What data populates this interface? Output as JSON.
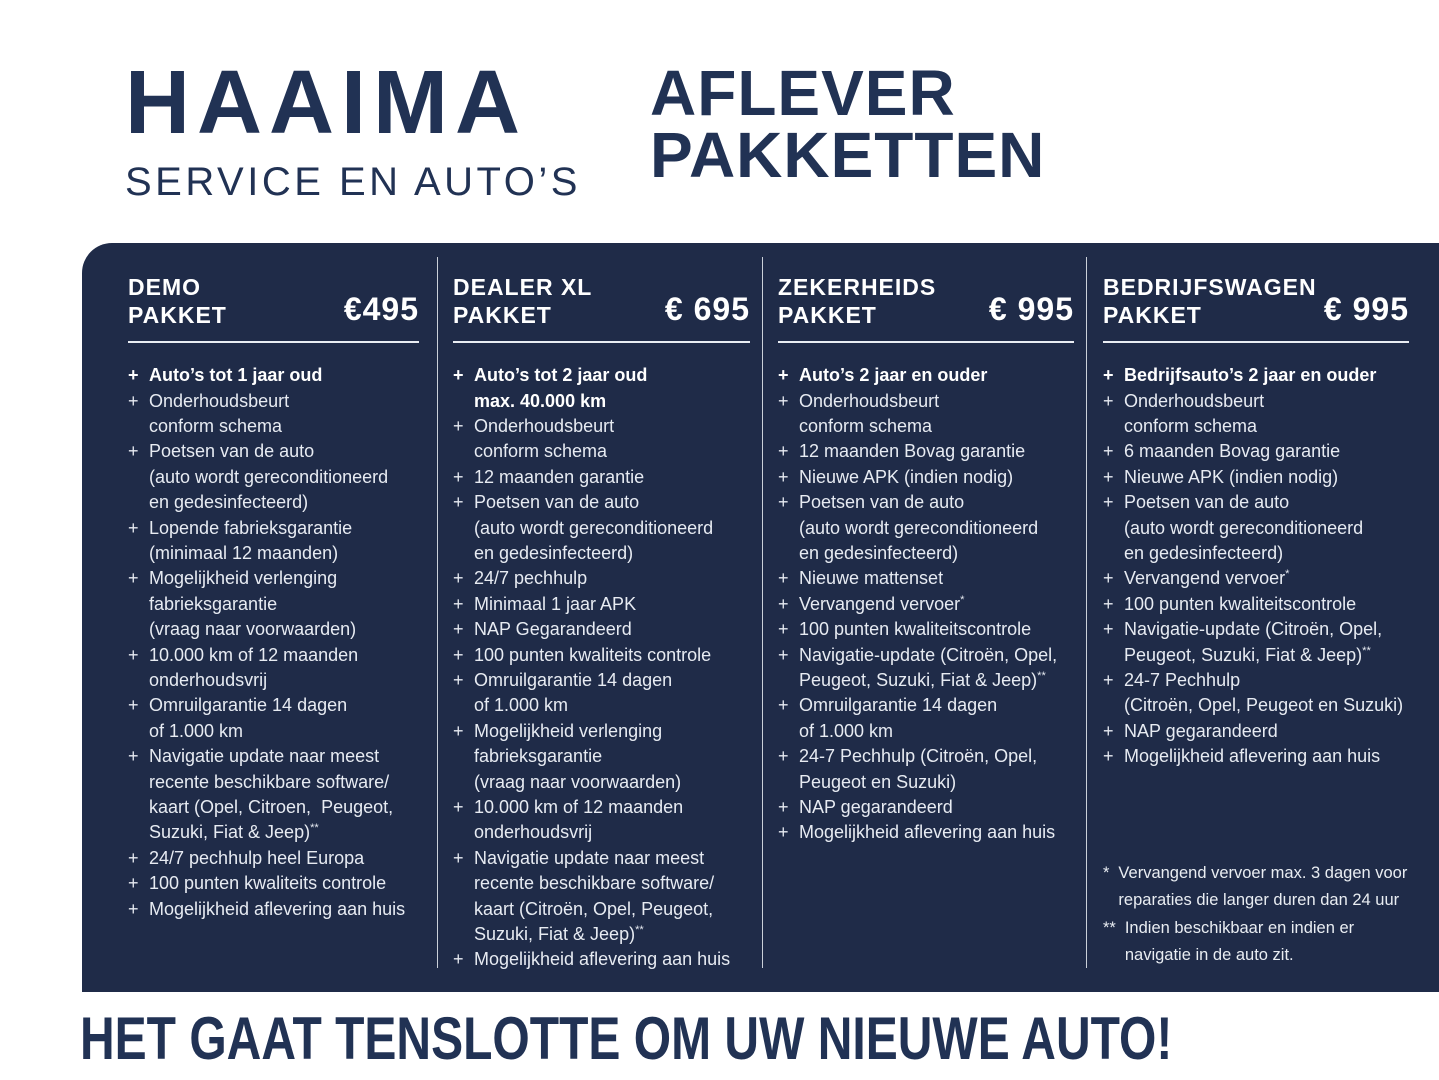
{
  "colors": {
    "navy_text": "#213254",
    "panel_background": "#1f2b48",
    "list_text": "#e7ebf2",
    "highlight_text": "#ffffff"
  },
  "logo": {
    "title": "HAAIMA",
    "subtitle": "SERVICE EN AUTO’S"
  },
  "page_title": {
    "line1": "AFLEVER",
    "line2": "PAKKETTEN"
  },
  "packages": [
    {
      "name_lines": [
        "DEMO",
        "PAKKET"
      ],
      "price": "€495",
      "items": [
        {
          "bold": true,
          "lines": [
            "Auto’s tot 1 jaar oud"
          ]
        },
        {
          "bold": false,
          "lines": [
            "Onderhoudsbeurt",
            "conform schema"
          ]
        },
        {
          "bold": false,
          "lines": [
            "Poetsen van de auto",
            "(auto wordt gereconditioneerd",
            "en gedesinfecteerd)"
          ]
        },
        {
          "bold": false,
          "lines": [
            "Lopende fabrieksgarantie",
            "(minimaal 12 maanden)"
          ]
        },
        {
          "bold": false,
          "lines": [
            "Mogelijkheid verlenging",
            "fabrieksgarantie",
            "(vraag naar voorwaarden)"
          ]
        },
        {
          "bold": false,
          "lines": [
            "10.000 km of 12 maanden",
            "onderhoudsvrij"
          ]
        },
        {
          "bold": false,
          "lines": [
            "Omruilgarantie 14 dagen",
            "of 1.000 km"
          ]
        },
        {
          "bold": false,
          "lines": [
            "Navigatie update naar meest",
            "recente beschikbare software/",
            "kaart (Opel, Citroen,  Peugeot,",
            "Suzuki, Fiat & Jeep)**"
          ]
        },
        {
          "bold": false,
          "lines": [
            "24/7 pechhulp heel Europa"
          ]
        },
        {
          "bold": false,
          "lines": [
            "100 punten kwaliteits controle"
          ]
        },
        {
          "bold": false,
          "lines": [
            "Mogelijkheid aflevering aan huis"
          ]
        }
      ]
    },
    {
      "name_lines": [
        "DEALER XL",
        "PAKKET"
      ],
      "price": "€ 695",
      "items": [
        {
          "bold": true,
          "lines": [
            "Auto’s tot 2 jaar oud",
            "max. 40.000 km"
          ]
        },
        {
          "bold": false,
          "lines": [
            "Onderhoudsbeurt",
            "conform schema"
          ]
        },
        {
          "bold": false,
          "lines": [
            "12 maanden garantie"
          ]
        },
        {
          "bold": false,
          "lines": [
            "Poetsen van de auto",
            "(auto wordt gereconditioneerd",
            "en gedesinfecteerd)"
          ]
        },
        {
          "bold": false,
          "lines": [
            "24/7 pechhulp"
          ]
        },
        {
          "bold": false,
          "lines": [
            "Minimaal 1 jaar APK"
          ]
        },
        {
          "bold": false,
          "lines": [
            "NAP Gegarandeerd"
          ]
        },
        {
          "bold": false,
          "lines": [
            "100 punten kwaliteits controle"
          ]
        },
        {
          "bold": false,
          "lines": [
            "Omruilgarantie 14 dagen",
            "of 1.000 km"
          ]
        },
        {
          "bold": false,
          "lines": [
            "Mogelijkheid verlenging",
            "fabrieksgarantie",
            "(vraag naar voorwaarden)"
          ]
        },
        {
          "bold": false,
          "lines": [
            "10.000 km of 12 maanden",
            "onderhoudsvrij"
          ]
        },
        {
          "bold": false,
          "lines": [
            "Navigatie update naar meest",
            "recente beschikbare software/",
            "kaart (Citroën, Opel, Peugeot,",
            "Suzuki, Fiat & Jeep)**"
          ]
        },
        {
          "bold": false,
          "lines": [
            "Mogelijkheid aflevering aan huis"
          ]
        }
      ]
    },
    {
      "name_lines": [
        "ZEKERHEIDS",
        "PAKKET"
      ],
      "price": "€ 995",
      "items": [
        {
          "bold": true,
          "lines": [
            "Auto’s 2 jaar en ouder"
          ]
        },
        {
          "bold": false,
          "lines": [
            "Onderhoudsbeurt",
            "conform schema"
          ]
        },
        {
          "bold": false,
          "lines": [
            "12 maanden Bovag garantie"
          ]
        },
        {
          "bold": false,
          "lines": [
            "Nieuwe APK (indien nodig)"
          ]
        },
        {
          "bold": false,
          "lines": [
            "Poetsen van de auto",
            "(auto wordt gereconditioneerd",
            "en gedesinfecteerd)"
          ]
        },
        {
          "bold": false,
          "lines": [
            "Nieuwe mattenset"
          ]
        },
        {
          "bold": false,
          "lines": [
            "Vervangend vervoer*"
          ]
        },
        {
          "bold": false,
          "lines": [
            "100 punten kwaliteitscontrole"
          ]
        },
        {
          "bold": false,
          "lines": [
            "Navigatie-update (Citroën, Opel,",
            "Peugeot, Suzuki, Fiat & Jeep)**"
          ]
        },
        {
          "bold": false,
          "lines": [
            "Omruilgarantie 14 dagen",
            "of 1.000 km"
          ]
        },
        {
          "bold": false,
          "lines": [
            "24-7 Pechhulp (Citroën, Opel,",
            "Peugeot en Suzuki)"
          ]
        },
        {
          "bold": false,
          "lines": [
            "NAP gegarandeerd"
          ]
        },
        {
          "bold": false,
          "lines": [
            "Mogelijkheid aflevering aan huis"
          ]
        }
      ]
    },
    {
      "name_lines": [
        "BEDRIJFSWAGEN",
        "PAKKET"
      ],
      "price": "€ 995",
      "items": [
        {
          "bold": true,
          "lines": [
            "Bedrijfsauto’s 2 jaar en ouder"
          ]
        },
        {
          "bold": false,
          "lines": [
            "Onderhoudsbeurt",
            "conform schema"
          ]
        },
        {
          "bold": false,
          "lines": [
            "6 maanden Bovag garantie"
          ]
        },
        {
          "bold": false,
          "lines": [
            "Nieuwe APK (indien nodig)"
          ]
        },
        {
          "bold": false,
          "lines": [
            "Poetsen van de auto",
            "(auto wordt gereconditioneerd",
            "en gedesinfecteerd)"
          ]
        },
        {
          "bold": false,
          "lines": [
            "Vervangend vervoer*"
          ]
        },
        {
          "bold": false,
          "lines": [
            "100 punten kwaliteitscontrole"
          ]
        },
        {
          "bold": false,
          "lines": [
            "Navigatie-update (Citroën, Opel,",
            "Peugeot, Suzuki, Fiat & Jeep)**"
          ]
        },
        {
          "bold": false,
          "lines": [
            "24-7 Pechhulp",
            "(Citroën, Opel, Peugeot en Suzuki)"
          ]
        },
        {
          "bold": false,
          "lines": [
            "NAP gegarandeerd"
          ]
        },
        {
          "bold": false,
          "lines": [
            "Mogelijkheid aflevering aan huis"
          ]
        }
      ]
    }
  ],
  "footnotes": [
    {
      "marker": "*",
      "lines": [
        "Vervangend vervoer max. 3 dagen voor",
        "reparaties die langer duren dan 24 uur"
      ]
    },
    {
      "marker": "**",
      "lines": [
        "Indien beschikbaar en indien er",
        "navigatie in de auto zit."
      ]
    }
  ],
  "tagline": "HET GAAT TENSLOTTE OM UW NIEUWE AUTO!"
}
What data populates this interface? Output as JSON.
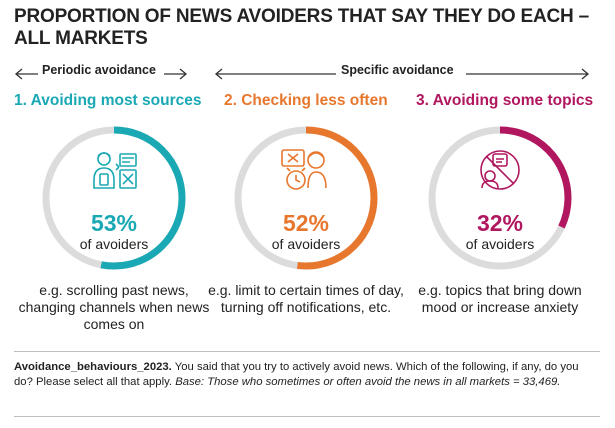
{
  "title": "PROPORTION OF NEWS AVOIDERS THAT SAY THEY DO EACH – ALL MARKETS",
  "groups": {
    "periodic": "Periodic avoidance",
    "specific": "Specific avoidance"
  },
  "colors": {
    "teal": "#1aa9b4",
    "orange": "#e8772e",
    "magenta": "#b0175f",
    "track": "#dcdcdc"
  },
  "chart_data": {
    "type": "pie",
    "title": "PROPORTION OF NEWS AVOIDERS THAT SAY THEY DO EACH – ALL MARKETS",
    "unit": "%",
    "categories": [
      "1. Avoiding most sources",
      "2. Checking less often",
      "3. Avoiding some topics"
    ],
    "values": [
      53,
      52,
      32
    ],
    "items": [
      {
        "label": "1. Avoiding most sources",
        "value": 53,
        "value_label": "53%",
        "sublabel": "of avoiders",
        "example": "e.g. scrolling past news, changing channels when news comes on",
        "icon": "scrolling-person-icon",
        "color": "#1aa9b4"
      },
      {
        "label": "2. Checking less often",
        "value": 52,
        "value_label": "52%",
        "sublabel": "of avoiders",
        "example": "e.g. limit to certain times of day, turning off notifications, etc.",
        "icon": "clock-person-icon",
        "color": "#e8772e"
      },
      {
        "label": "3. Avoiding some topics",
        "value": 32,
        "value_label": "32%",
        "sublabel": "of avoiders",
        "example": "e.g. topics that bring down mood or increase anxiety",
        "icon": "prohibited-topic-icon",
        "color": "#b0175f"
      }
    ]
  },
  "footnote": {
    "bold": "Avoidance_behaviours_2023.",
    "text": " You said that you try to actively avoid news. Which of the following, if any, do you do? Please select all that apply. ",
    "italic": "Base: Those who sometimes or often avoid the news in all markets = 33,469."
  }
}
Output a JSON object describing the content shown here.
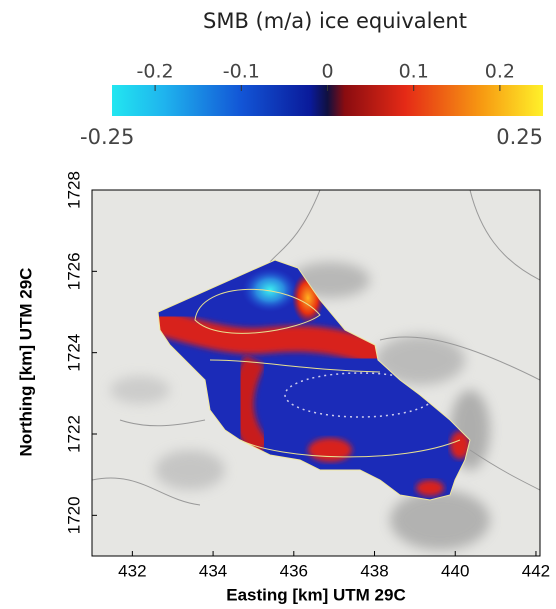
{
  "colorbar": {
    "title": "SMB (m/a) ice equivalent",
    "ticks": [
      -0.2,
      -0.1,
      0,
      0.1,
      0.2
    ],
    "range": [
      -0.25,
      0.25
    ]
  },
  "axes": {
    "xlabel": "Easting [km] UTM 29C",
    "ylabel": "Northing [km] UTM 29C",
    "xlim": [
      431,
      442.1
    ],
    "ylim": [
      1719,
      1728
    ],
    "xticks": [
      432,
      434,
      436,
      438,
      440,
      442
    ],
    "yticks": [
      1720,
      1722,
      1724,
      1726,
      1728
    ]
  }
}
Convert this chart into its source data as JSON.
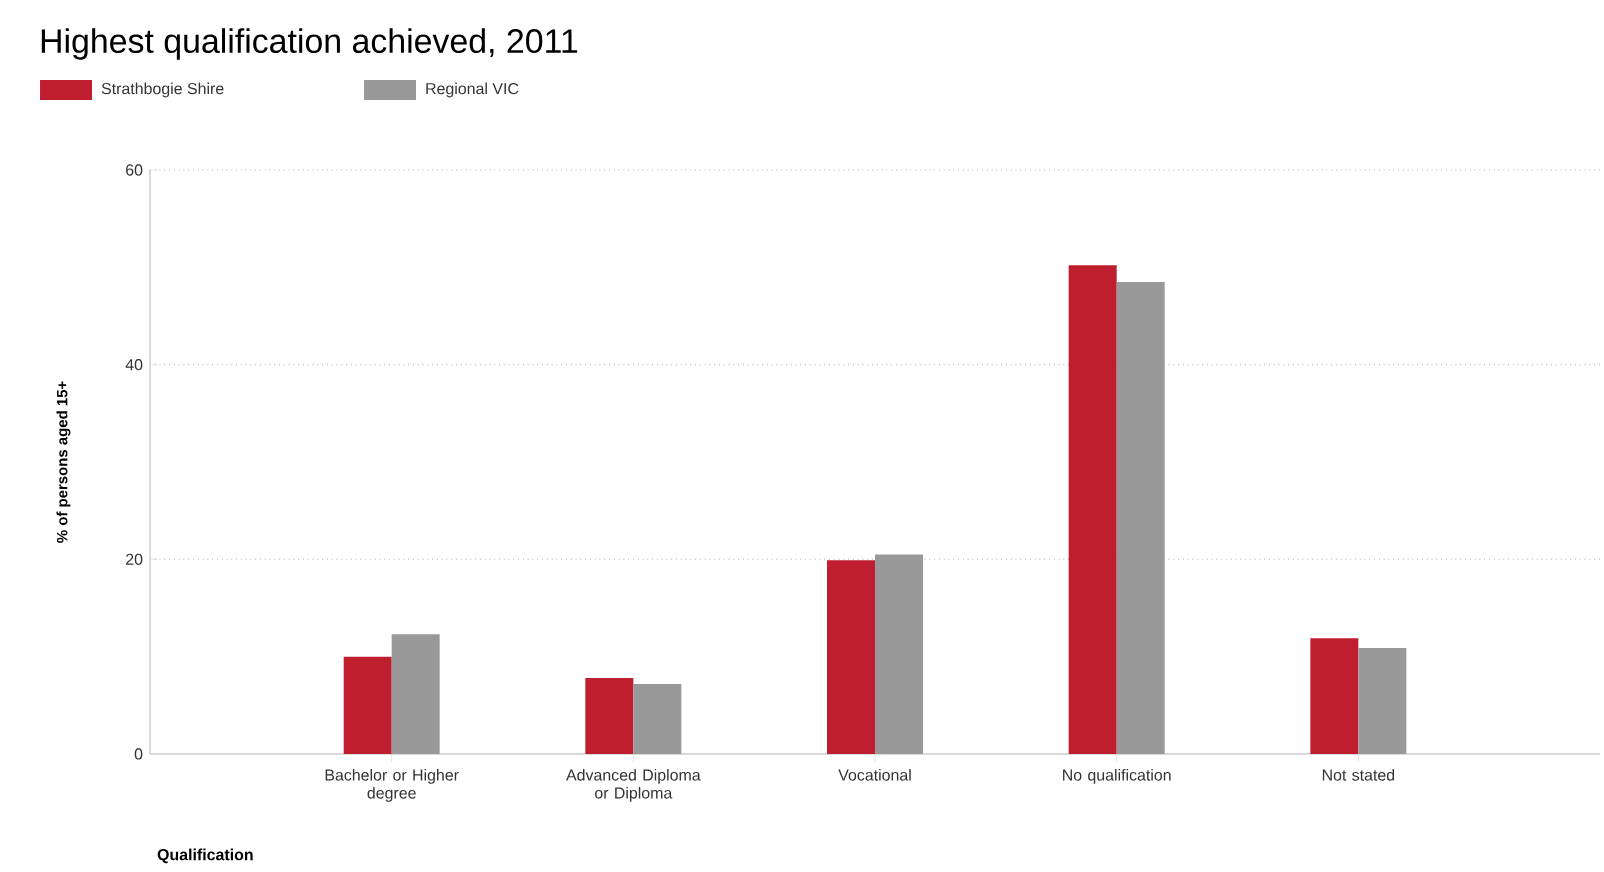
{
  "chart_data": {
    "type": "bar",
    "title": "Highest qualification achieved, 2011",
    "categories": [
      "Bachelor or Higher degree",
      "Advanced Diploma or Diploma",
      "Vocational",
      "No qualification",
      "Not stated"
    ],
    "series": [
      {
        "name": "Strathbogie Shire",
        "color": "#be1e2d",
        "values": [
          10.0,
          7.8,
          19.9,
          50.2,
          11.9
        ]
      },
      {
        "name": "Regional VIC",
        "color": "#999999",
        "values": [
          12.3,
          7.2,
          20.5,
          48.5,
          10.9
        ]
      }
    ],
    "xlabel": "Qualification",
    "ylabel": "% of persons aged 15+",
    "ylim": [
      0,
      60
    ],
    "yticks": [
      0,
      20,
      40,
      60
    ],
    "grid": "y",
    "legend": "top left"
  }
}
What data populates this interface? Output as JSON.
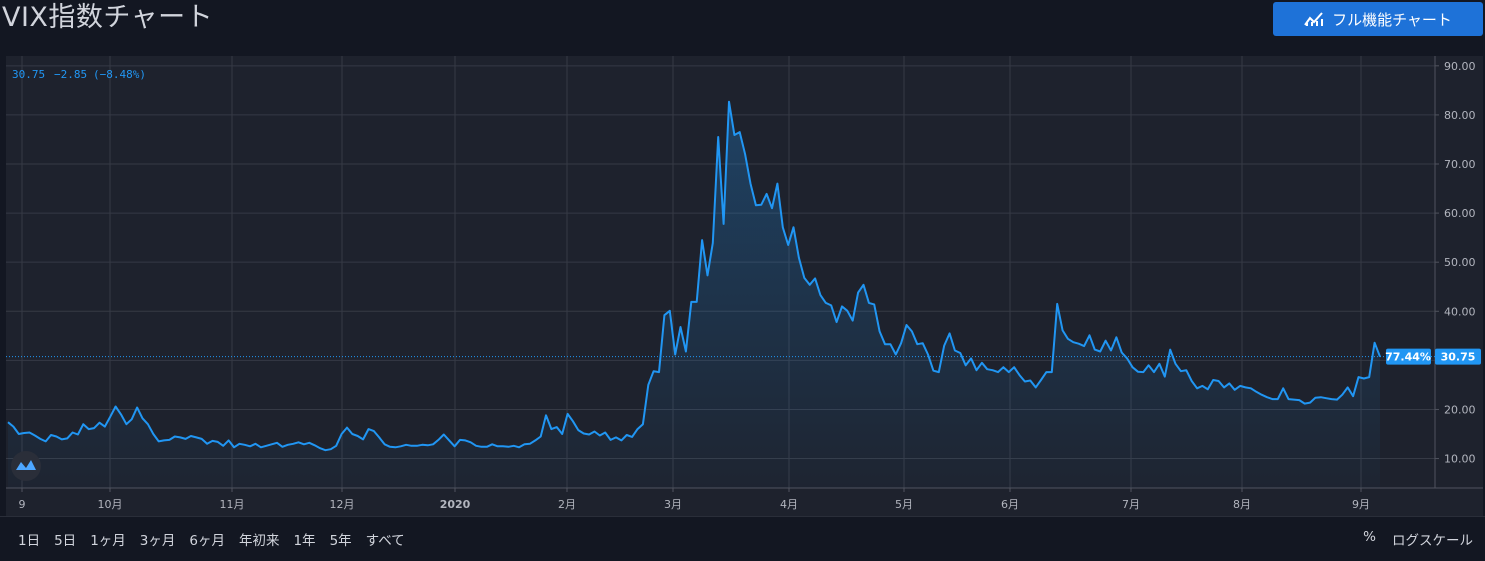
{
  "page": {
    "title": "VIX指数チャート",
    "full_chart_button": "フル機能チャート",
    "full_chart_icon": "chart-line-icon"
  },
  "legend": {
    "value": "30.75",
    "change": "−2.85",
    "change_pct": "(−8.48%)"
  },
  "price_labels": {
    "percent": "77.44%",
    "last": "30.75"
  },
  "time_ranges": [
    "1日",
    "5日",
    "1ヶ月",
    "3ヶ月",
    "6ヶ月",
    "年初来",
    "1年",
    "5年",
    "すべて"
  ],
  "scale_controls": {
    "percent": "%",
    "log": "ログスケール"
  },
  "colors": {
    "line": "#2196f3",
    "background": "#1e222d",
    "grid": "#363a45",
    "text": "#b2b5be"
  },
  "chart_data": {
    "type": "area",
    "y_ticks": [
      "90.00",
      "80.00",
      "70.00",
      "60.00",
      "50.00",
      "40.00",
      "30.00",
      "20.00",
      "10.00"
    ],
    "ylim": [
      4,
      92
    ],
    "x_ticks": [
      "9",
      "10月",
      "11月",
      "12月",
      "2020",
      "2月",
      "3月",
      "4月",
      "5月",
      "6月",
      "7月",
      "8月",
      "9月"
    ],
    "last_value": 30.75,
    "series": [
      {
        "values": [
          17.4,
          16.5,
          15.0,
          15.2,
          15.3,
          14.7,
          14.0,
          13.5,
          14.8,
          14.5,
          13.9,
          14.1,
          15.3,
          14.9,
          17.0,
          16.0,
          16.2,
          17.3,
          16.5,
          18.5,
          20.6,
          19.0,
          17.0,
          18.0,
          20.4,
          18.2,
          17.0,
          15.0,
          13.5,
          13.7,
          13.8,
          14.5,
          14.3,
          14.0,
          14.6,
          14.3,
          14.0,
          13.0,
          13.6,
          13.4,
          12.6,
          13.7,
          12.3,
          13.0,
          12.8,
          12.5,
          13.0,
          12.3,
          12.6,
          12.9,
          13.2,
          12.4,
          12.8,
          13.0,
          13.3,
          12.9,
          13.2,
          12.7,
          12.1,
          11.7,
          11.9,
          12.6,
          15.0,
          16.3,
          15.0,
          14.6,
          13.9,
          16.0,
          15.6,
          14.3,
          12.9,
          12.4,
          12.3,
          12.5,
          12.8,
          12.6,
          12.6,
          12.8,
          12.7,
          12.9,
          13.8,
          14.9,
          13.7,
          12.5,
          13.8,
          13.7,
          13.3,
          12.6,
          12.4,
          12.4,
          12.9,
          12.5,
          12.5,
          12.4,
          12.6,
          12.3,
          12.9,
          13.0,
          13.7,
          14.5,
          18.8,
          16.0,
          16.4,
          15.0,
          19.1,
          17.6,
          15.8,
          15.1,
          14.9,
          15.5,
          14.7,
          15.3,
          13.8,
          14.3,
          13.7,
          14.8,
          14.4,
          16.0,
          17.0,
          25.0,
          27.8,
          27.6,
          39.2,
          40.1,
          31.2,
          36.8,
          31.8,
          41.9,
          41.9,
          54.5,
          47.3,
          53.9,
          75.5,
          57.8,
          82.7,
          75.9,
          76.5,
          72.0,
          66.0,
          61.6,
          61.7,
          63.9,
          61.0,
          66.0,
          57.1,
          53.5,
          57.1,
          50.9,
          46.8,
          45.4,
          46.7,
          43.3,
          41.7,
          41.2,
          37.8,
          41.0,
          40.1,
          38.1,
          43.8,
          45.4,
          41.7,
          41.4,
          35.9,
          33.3,
          33.3,
          31.2,
          33.5,
          37.2,
          35.9,
          33.3,
          33.5,
          31.2,
          27.9,
          27.6,
          33.0,
          35.5,
          32.0,
          31.5,
          29.0,
          30.4,
          28.0,
          29.5,
          28.2,
          28.0,
          27.6,
          28.6,
          27.6,
          28.6,
          27.0,
          25.7,
          25.9,
          24.5,
          26.0,
          27.6,
          27.6,
          41.5,
          36.1,
          34.4,
          33.7,
          33.4,
          32.9,
          35.1,
          32.2,
          31.8,
          34.0,
          32.0,
          34.7,
          31.6,
          30.4,
          28.6,
          27.7,
          27.6,
          29.0,
          27.6,
          29.3,
          26.7,
          32.2,
          29.3,
          27.8,
          28.0,
          25.8,
          24.3,
          24.8,
          24.1,
          26.0,
          25.8,
          24.5,
          25.3,
          24.0,
          24.8,
          24.5,
          24.3,
          23.6,
          23.0,
          22.5,
          22.1,
          22.1,
          24.3,
          22.1,
          22.0,
          21.9,
          21.2,
          21.4,
          22.4,
          22.5,
          22.3,
          22.1,
          22.0,
          23.0,
          24.5,
          22.7,
          26.6,
          26.3,
          26.6,
          33.6,
          30.75
        ]
      }
    ]
  }
}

◇ ◇ ◇ ◇

• **PROBLEM**:
Where a line above contains the string "scrolling", copy that line.

• **OUTPUT FOR THIS EXERCISE**:
        "example": "e.g. scrolling past news, changing channels when news comes on",
        "icon": "scrolling-person-icon",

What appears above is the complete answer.